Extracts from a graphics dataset
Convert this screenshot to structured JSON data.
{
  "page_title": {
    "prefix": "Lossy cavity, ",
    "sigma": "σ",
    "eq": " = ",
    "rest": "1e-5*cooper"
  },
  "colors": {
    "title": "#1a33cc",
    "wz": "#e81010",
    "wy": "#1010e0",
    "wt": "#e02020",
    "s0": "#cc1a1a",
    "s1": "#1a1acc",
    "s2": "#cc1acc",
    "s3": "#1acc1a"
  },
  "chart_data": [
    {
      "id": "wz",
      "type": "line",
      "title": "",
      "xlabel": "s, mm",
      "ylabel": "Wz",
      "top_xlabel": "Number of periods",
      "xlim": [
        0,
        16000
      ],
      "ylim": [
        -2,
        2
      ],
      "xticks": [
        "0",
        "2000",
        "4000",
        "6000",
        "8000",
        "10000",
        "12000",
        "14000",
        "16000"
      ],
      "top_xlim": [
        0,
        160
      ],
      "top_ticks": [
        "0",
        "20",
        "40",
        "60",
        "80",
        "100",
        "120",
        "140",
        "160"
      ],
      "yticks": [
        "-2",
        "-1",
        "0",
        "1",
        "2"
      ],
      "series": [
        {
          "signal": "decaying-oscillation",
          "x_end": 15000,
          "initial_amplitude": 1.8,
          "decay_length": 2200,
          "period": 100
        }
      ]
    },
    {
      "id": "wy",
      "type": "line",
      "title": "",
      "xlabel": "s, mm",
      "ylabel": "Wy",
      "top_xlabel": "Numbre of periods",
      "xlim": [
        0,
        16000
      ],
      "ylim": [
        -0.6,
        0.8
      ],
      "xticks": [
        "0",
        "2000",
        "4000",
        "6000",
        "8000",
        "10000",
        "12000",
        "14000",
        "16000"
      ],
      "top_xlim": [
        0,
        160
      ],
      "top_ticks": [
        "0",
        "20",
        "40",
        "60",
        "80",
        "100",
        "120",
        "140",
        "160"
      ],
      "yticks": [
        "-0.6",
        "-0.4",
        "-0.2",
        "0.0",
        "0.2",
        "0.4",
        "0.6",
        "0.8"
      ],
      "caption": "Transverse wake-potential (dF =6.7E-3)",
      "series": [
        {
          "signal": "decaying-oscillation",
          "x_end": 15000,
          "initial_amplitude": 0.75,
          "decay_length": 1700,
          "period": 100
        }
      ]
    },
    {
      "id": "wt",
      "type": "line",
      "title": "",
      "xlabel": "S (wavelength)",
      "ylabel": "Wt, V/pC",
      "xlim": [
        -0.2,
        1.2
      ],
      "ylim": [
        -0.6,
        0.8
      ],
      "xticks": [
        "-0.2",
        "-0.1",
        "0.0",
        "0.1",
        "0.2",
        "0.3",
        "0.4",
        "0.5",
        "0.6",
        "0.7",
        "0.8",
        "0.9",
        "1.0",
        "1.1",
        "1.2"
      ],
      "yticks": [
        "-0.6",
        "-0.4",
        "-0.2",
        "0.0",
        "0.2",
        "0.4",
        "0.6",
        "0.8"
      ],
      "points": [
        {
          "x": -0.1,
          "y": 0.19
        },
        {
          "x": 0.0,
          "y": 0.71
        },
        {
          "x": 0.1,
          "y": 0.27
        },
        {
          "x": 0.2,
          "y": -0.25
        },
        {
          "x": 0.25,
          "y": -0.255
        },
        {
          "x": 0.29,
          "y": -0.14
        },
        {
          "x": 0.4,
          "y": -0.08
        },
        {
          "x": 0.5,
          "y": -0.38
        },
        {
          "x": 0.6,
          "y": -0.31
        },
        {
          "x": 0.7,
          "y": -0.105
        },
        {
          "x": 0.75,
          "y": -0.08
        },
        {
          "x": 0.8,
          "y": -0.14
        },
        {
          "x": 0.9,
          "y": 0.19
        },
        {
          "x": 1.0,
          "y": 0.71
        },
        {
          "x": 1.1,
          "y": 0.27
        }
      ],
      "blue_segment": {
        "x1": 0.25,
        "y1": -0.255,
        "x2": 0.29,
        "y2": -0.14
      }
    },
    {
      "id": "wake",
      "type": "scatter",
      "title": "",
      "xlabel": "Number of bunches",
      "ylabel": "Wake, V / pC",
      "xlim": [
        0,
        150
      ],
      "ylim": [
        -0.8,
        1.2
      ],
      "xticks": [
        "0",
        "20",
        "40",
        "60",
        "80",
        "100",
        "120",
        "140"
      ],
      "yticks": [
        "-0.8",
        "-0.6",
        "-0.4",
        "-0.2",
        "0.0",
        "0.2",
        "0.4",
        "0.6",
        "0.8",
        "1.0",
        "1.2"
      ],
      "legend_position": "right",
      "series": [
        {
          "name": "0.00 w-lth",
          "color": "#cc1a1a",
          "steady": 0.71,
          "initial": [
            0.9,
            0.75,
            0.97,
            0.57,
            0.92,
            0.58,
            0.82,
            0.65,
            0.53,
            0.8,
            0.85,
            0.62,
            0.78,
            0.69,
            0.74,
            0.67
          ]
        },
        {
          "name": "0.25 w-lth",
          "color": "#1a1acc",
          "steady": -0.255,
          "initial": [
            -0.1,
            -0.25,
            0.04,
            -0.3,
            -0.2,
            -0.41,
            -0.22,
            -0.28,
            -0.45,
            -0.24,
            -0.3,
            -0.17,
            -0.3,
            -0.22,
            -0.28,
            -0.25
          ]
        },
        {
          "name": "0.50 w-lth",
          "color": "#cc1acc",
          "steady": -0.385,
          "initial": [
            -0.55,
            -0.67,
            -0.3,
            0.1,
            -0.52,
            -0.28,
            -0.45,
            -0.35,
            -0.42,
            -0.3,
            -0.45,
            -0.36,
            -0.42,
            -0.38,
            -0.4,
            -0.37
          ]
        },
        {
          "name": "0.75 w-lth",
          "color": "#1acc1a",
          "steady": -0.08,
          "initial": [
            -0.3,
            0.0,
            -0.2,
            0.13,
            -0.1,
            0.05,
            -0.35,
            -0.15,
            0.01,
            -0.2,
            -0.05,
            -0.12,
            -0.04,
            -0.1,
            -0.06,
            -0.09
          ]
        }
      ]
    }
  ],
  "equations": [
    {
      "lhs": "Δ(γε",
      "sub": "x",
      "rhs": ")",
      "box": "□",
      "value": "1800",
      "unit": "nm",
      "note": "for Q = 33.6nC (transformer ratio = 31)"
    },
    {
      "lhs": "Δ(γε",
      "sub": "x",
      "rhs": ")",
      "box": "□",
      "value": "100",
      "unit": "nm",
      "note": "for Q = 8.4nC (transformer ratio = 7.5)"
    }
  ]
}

**Task requirements**
Pull every line containing "ratio" out of the records.

**Result of the exercise**
      "note": "for Q = 33.6nC (transformer ratio = 31)"
      "note": "for Q = 8.4nC (transformer ratio = 7.5)"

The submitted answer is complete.